Rewrite the stretch from the line containing "Patent image size: (854, 485)." through the line containing "The switch 2 is at (105, 359).", changing "cutting head" to "recording head" and keeping everything else the same. Return only those lines.

• _Records to use_
────────────────────────────────────────
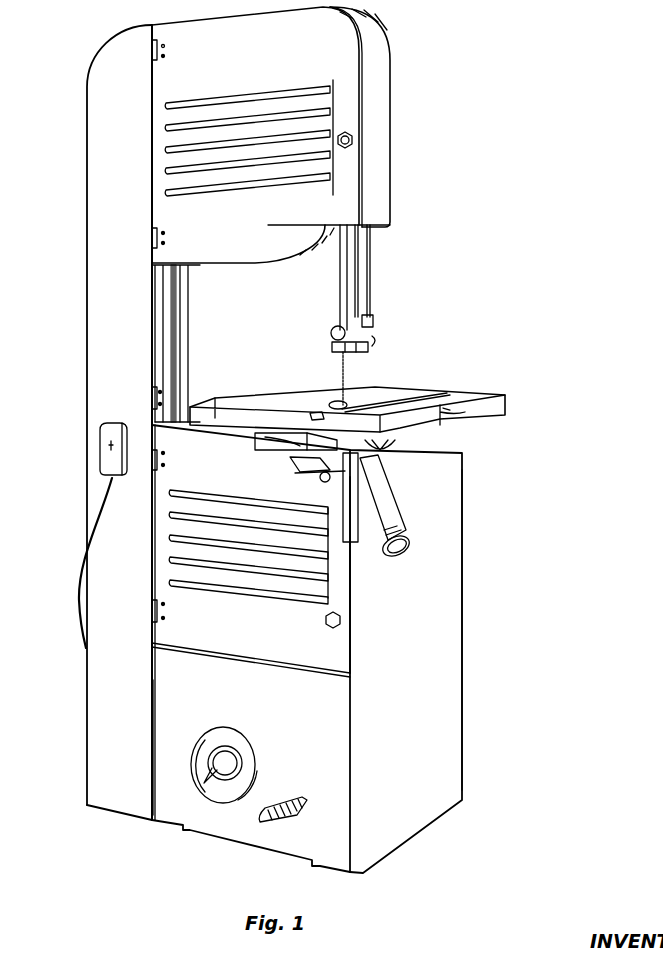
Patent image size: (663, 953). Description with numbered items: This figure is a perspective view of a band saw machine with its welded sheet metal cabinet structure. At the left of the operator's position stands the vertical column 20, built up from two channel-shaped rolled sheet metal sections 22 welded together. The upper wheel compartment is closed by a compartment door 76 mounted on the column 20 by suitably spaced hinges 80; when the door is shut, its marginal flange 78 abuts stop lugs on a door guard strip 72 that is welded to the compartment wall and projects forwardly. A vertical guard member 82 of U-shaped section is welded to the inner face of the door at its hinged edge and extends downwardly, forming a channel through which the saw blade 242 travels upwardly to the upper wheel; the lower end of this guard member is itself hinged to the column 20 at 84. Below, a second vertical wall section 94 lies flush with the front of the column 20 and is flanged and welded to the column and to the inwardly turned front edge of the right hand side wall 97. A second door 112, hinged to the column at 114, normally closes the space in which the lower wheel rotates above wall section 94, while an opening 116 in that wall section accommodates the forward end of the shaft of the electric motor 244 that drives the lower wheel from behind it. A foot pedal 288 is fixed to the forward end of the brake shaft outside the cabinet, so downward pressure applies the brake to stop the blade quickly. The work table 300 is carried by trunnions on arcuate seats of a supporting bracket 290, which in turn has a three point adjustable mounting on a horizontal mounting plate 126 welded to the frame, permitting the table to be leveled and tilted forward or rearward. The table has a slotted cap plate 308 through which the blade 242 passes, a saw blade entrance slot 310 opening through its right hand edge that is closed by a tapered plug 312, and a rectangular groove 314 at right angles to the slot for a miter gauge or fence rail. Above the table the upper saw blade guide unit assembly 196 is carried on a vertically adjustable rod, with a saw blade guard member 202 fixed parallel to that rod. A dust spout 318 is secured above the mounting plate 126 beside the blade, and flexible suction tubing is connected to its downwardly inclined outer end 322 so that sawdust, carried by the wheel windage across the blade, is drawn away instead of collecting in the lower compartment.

The vertical column 20 is at (80, 343).
The rolled sheet metal section 22 is at (113, 272).
The door guard strip 72 is at (373, 127).
The compartment door 76 is at (249, 61).
The marginal flange 78 is at (358, 190).
The hinge 80 is at (153, 46).
The vertical guard member 82 is at (165, 324).
The hinge of guard member 84 is at (152, 402).
The second vertical wall section 94 is at (168, 706).
The right hand side wall 97 is at (443, 641).
The second door 112 is at (196, 478).
The hinge of second door 114 is at (153, 462).
The opening 116 is at (242, 746).
The mounting plate 126 is at (398, 471).
The upper saw blade guide unit assembly 196 is at (327, 338).
The saw blade guard member 202 is at (345, 283).
The saw blade 242 is at (350, 373).
The electric motor 244 is at (236, 790).
The foot pedal 288 is at (287, 826).
The supporting bracket 290 is at (395, 449).
The work table 300 is at (497, 405).
The slotted cap plate 308 is at (334, 403).
The saw blade entrance slot 310 is at (444, 392).
The tapered plug 312 is at (448, 413).
The rectangular groove 314 is at (310, 416).
The dust spout 318 is at (386, 510).
The downwardly inclined outer end 322 is at (380, 552).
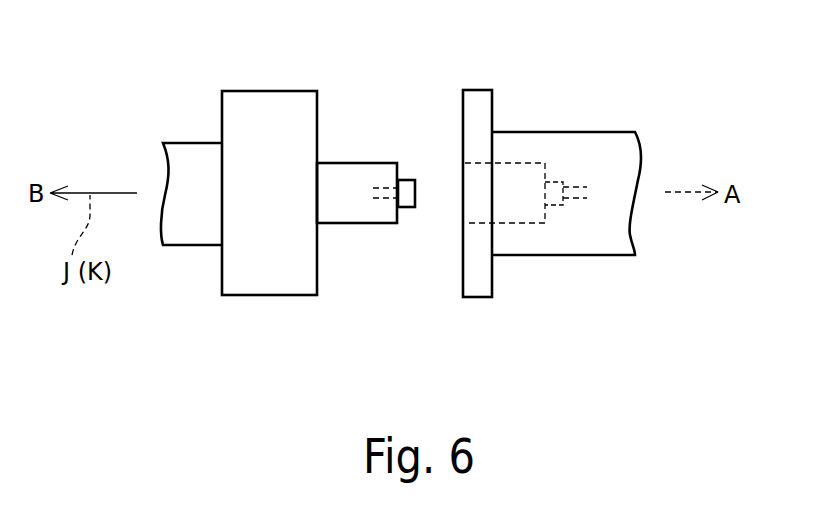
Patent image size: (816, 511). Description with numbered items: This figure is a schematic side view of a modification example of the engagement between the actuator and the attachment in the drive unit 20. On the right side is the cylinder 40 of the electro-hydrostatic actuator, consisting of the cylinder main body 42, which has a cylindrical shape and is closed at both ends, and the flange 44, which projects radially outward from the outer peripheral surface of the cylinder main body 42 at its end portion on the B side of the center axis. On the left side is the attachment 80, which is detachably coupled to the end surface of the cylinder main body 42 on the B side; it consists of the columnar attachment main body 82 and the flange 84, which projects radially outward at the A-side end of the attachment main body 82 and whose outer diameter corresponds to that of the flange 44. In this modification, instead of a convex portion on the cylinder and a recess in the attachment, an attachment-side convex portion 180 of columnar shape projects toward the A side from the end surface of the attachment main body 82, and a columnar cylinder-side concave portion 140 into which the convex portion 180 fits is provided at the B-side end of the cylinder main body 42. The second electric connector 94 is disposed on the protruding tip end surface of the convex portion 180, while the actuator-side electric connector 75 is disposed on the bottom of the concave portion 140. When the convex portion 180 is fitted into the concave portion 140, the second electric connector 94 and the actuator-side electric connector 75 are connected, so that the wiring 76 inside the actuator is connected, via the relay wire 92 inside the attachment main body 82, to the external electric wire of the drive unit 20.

The drive unit 20 is at (649, 68).
The cylinder 40 is at (570, 38).
The cylinder main body 42 is at (573, 143).
The flange 44 is at (480, 90).
The actuator-side electric connector 75 is at (557, 206).
The wiring 76 is at (572, 204).
The attachment 80 is at (285, 38).
The attachment main body 82 is at (192, 142).
The flange 84 is at (275, 91).
The relay wire 92 is at (388, 187).
The second electric connector 94 is at (407, 208).
The cylinder-side concave portion 140 is at (477, 221).
The attachment-side convex portion 180 is at (355, 163).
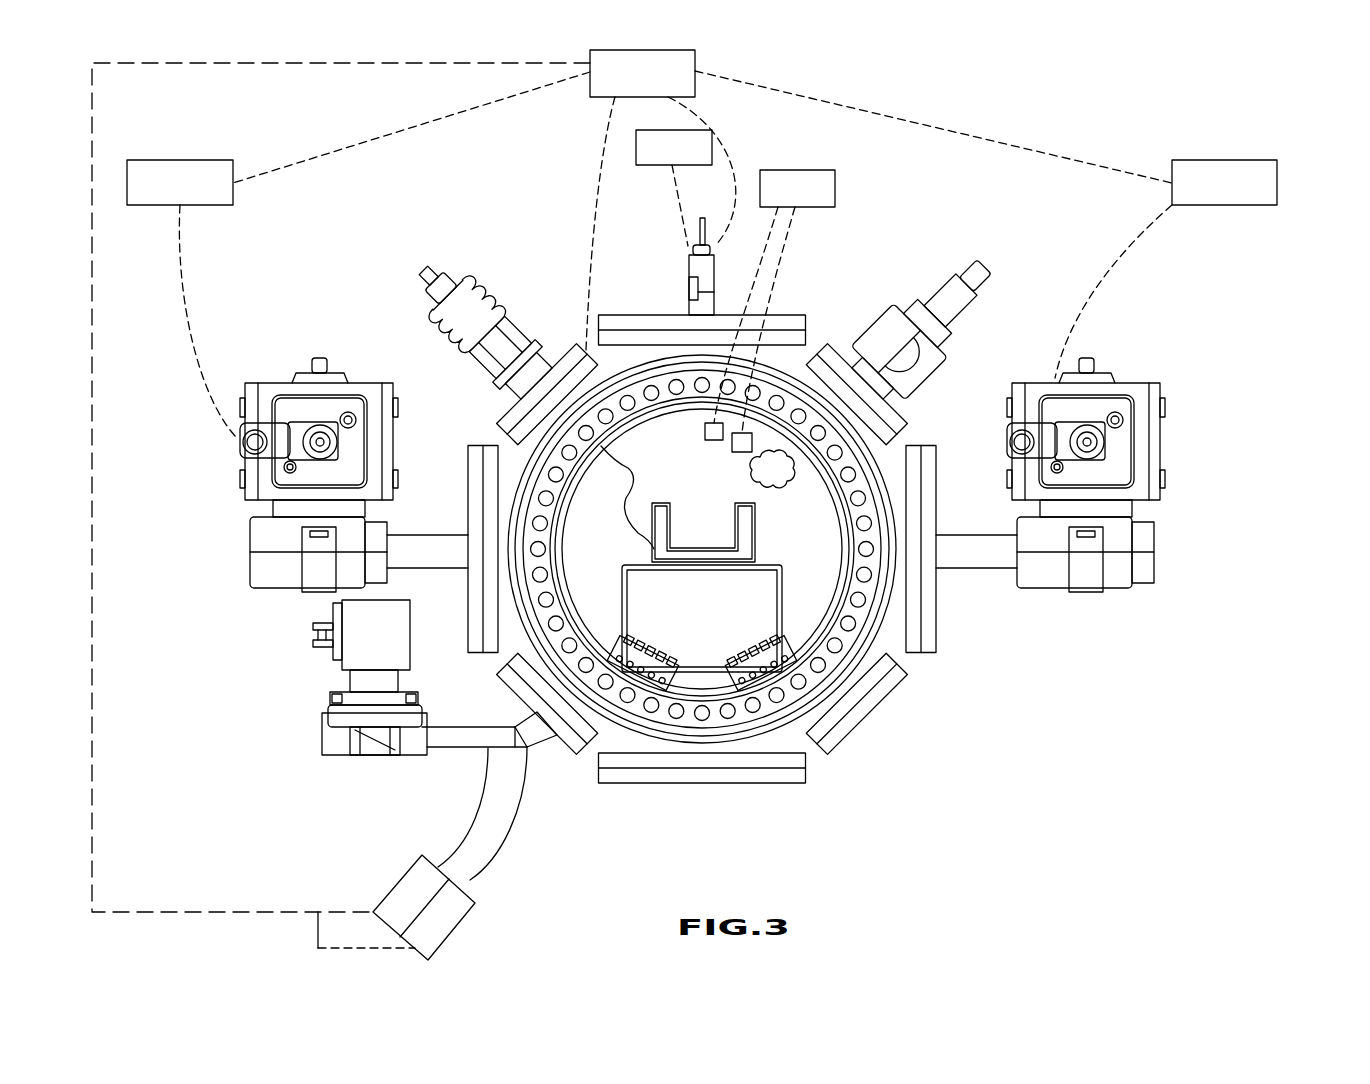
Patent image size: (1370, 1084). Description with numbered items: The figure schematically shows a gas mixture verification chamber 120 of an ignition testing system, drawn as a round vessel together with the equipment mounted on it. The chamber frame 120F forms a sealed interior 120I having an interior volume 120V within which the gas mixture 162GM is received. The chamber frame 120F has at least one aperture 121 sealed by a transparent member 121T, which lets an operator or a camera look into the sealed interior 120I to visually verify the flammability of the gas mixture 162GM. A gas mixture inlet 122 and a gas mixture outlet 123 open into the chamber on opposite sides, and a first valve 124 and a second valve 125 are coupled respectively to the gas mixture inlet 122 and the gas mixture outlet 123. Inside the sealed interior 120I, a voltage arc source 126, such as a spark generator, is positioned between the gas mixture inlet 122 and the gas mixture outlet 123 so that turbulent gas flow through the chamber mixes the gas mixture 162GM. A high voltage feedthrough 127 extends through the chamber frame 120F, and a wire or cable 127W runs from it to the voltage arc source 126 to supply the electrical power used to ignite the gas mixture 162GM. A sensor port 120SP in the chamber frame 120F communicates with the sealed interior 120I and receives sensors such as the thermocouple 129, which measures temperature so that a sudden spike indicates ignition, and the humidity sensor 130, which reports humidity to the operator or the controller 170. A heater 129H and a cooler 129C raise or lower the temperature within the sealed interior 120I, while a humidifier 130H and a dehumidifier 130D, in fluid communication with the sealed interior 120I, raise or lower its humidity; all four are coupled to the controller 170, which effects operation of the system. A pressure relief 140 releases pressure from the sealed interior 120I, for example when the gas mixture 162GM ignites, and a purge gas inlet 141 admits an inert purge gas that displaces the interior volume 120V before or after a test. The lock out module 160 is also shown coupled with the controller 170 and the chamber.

The gas mixture verification chamber 120 is at (1107, 142).
The chamber frame 120F is at (839, 708).
The sealed interior 120I is at (600, 548).
The sensor port 120SP is at (850, 290).
The interior volume 120V is at (608, 508).
The aperture 121 is at (634, 396).
The transparent member 121T is at (808, 578).
The gas mixture inlet 122 is at (426, 535).
The gas mixture outlet 123 is at (981, 570).
The first valve 124 is at (263, 382).
The second valve 125 is at (1133, 382).
The voltage arc source 126 is at (707, 642).
The high voltage feedthrough 127 is at (463, 275).
The wire or cable 127W is at (632, 468).
The thermocouple 129 is at (835, 188).
The cooler 129C is at (737, 452).
The heater 129H is at (705, 433).
The humidity sensor 130 is at (712, 150).
The dehumidifier 130D is at (457, 930).
The humidifier 130H is at (393, 887).
The pressure relief 140 is at (985, 292).
The purge gas inlet 141 is at (325, 757).
The lock out module 160 is at (178, 160).
The gas mixture 162GM is at (797, 472).
The controller 170 is at (695, 60).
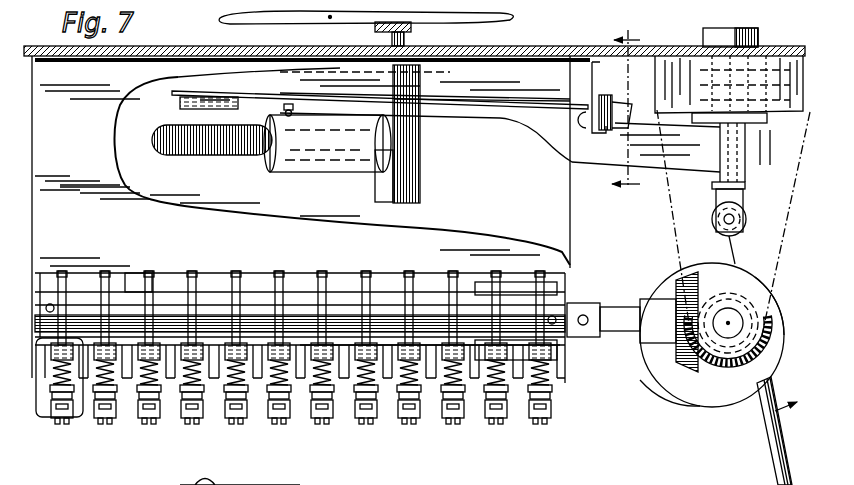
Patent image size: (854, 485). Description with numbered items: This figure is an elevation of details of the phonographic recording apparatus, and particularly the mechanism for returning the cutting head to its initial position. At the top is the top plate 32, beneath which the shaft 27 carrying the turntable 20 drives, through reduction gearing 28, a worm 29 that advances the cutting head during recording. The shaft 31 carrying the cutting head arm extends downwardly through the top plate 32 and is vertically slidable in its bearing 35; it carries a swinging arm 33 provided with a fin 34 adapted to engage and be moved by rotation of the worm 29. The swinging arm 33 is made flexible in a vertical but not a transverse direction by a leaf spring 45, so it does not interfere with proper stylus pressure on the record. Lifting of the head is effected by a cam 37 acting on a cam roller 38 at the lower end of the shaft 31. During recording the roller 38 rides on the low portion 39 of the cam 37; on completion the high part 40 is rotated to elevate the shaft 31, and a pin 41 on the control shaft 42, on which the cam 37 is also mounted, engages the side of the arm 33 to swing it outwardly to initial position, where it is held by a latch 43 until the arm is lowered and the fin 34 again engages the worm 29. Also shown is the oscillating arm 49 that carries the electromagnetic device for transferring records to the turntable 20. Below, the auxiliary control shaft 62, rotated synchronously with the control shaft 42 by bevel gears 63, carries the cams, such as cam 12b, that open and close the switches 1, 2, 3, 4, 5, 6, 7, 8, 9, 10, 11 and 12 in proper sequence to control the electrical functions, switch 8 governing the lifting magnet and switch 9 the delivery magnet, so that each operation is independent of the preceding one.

The switch 1 is at (62, 359).
The switch 2 is at (105, 359).
The switch 3 is at (149, 359).
The switch 4 is at (192, 359).
The switch 5 is at (236, 359).
The switch 6 is at (279, 359).
The switch 7 is at (322, 359).
The switch 8 is at (366, 359).
The switch 9 is at (409, 359).
The switch 10 is at (630, 117).
The switch 11 is at (496, 359).
The switch 12 is at (540, 359).
The key bar 12b is at (428, 281).
The turntable 20 is at (381, 30).
The shaft 27 is at (405, 40).
The reduction gearing 28 is at (312, 172).
The worm 29 is at (196, 157).
The shaft 31 is at (724, 46).
The top plate 32 is at (590, 58).
The swinging arm 33 is at (233, 95).
The fin 34 is at (180, 100).
The bearing 35 is at (760, 42).
The cam 37 is at (684, 394).
The cam roller 38 is at (748, 221).
The low portion 39 is at (784, 322).
The high part 40 is at (657, 276).
The pin 41 is at (773, 447).
The control shaft 42 is at (732, 323).
The latch 43 is at (607, 120).
The leaf spring 45 is at (290, 103).
The oscillating arm 49 is at (275, 474).
The auxiliary control shaft 62 is at (445, 300).
The bevel gears 63 is at (678, 362).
────────────────────────────────────────
• _Problem solution_
Patent image size: (854, 485). Description with numbered items: This figure is an elevation of details of the phonographic recording apparatus, and particularly the mechanism for returning the recording head to its initial position. At the top is the top plate 32, beneath which the shaft 27 carrying the turntable 20 drives, through reduction gearing 28, a worm 29 that advances the recording head during recording. The shaft 31 carrying the recording head arm extends downwardly through the top plate 32 and is vertically slidable in its bearing 35; it carries a swinging arm 33 provided with a fin 34 adapted to engage and be moved by rotation of the worm 29. The swinging arm 33 is made flexible in a vertical but not a transverse direction by a leaf spring 45, so it does not interfere with proper stylus pressure on the record. Lifting of the head is effected by a cam 37 acting on a cam roller 38 at the lower end of the shaft 31. During recording the roller 38 rides on the low portion 39 of the cam 37; on completion the high part 40 is rotated to elevate the shaft 31, and a pin 41 on the control shaft 42, on which the cam 37 is also mounted, engages the side of the arm 33 to swing it outwardly to initial position, where it is held by a latch 43 until the arm is lowered and the fin 34 again engages the worm 29. Also shown is the oscillating arm 49 that carries the electromagnetic device for transferring records to the turntable 20. Below, the auxiliary control shaft 62, rotated synchronously with the control shaft 42 by bevel gears 63, carries the cams, such as cam 12b, that open and close the switches 1, 2, 3, 4, 5, 6, 7, 8, 9, 10, 11 and 12 in proper sequence to control the electrical functions, switch 8 governing the lifting magnet and switch 9 the delivery magnet, so that each operation is independent of the preceding one.

The switch 1 is at (62, 359).
The switch 2 is at (105, 359).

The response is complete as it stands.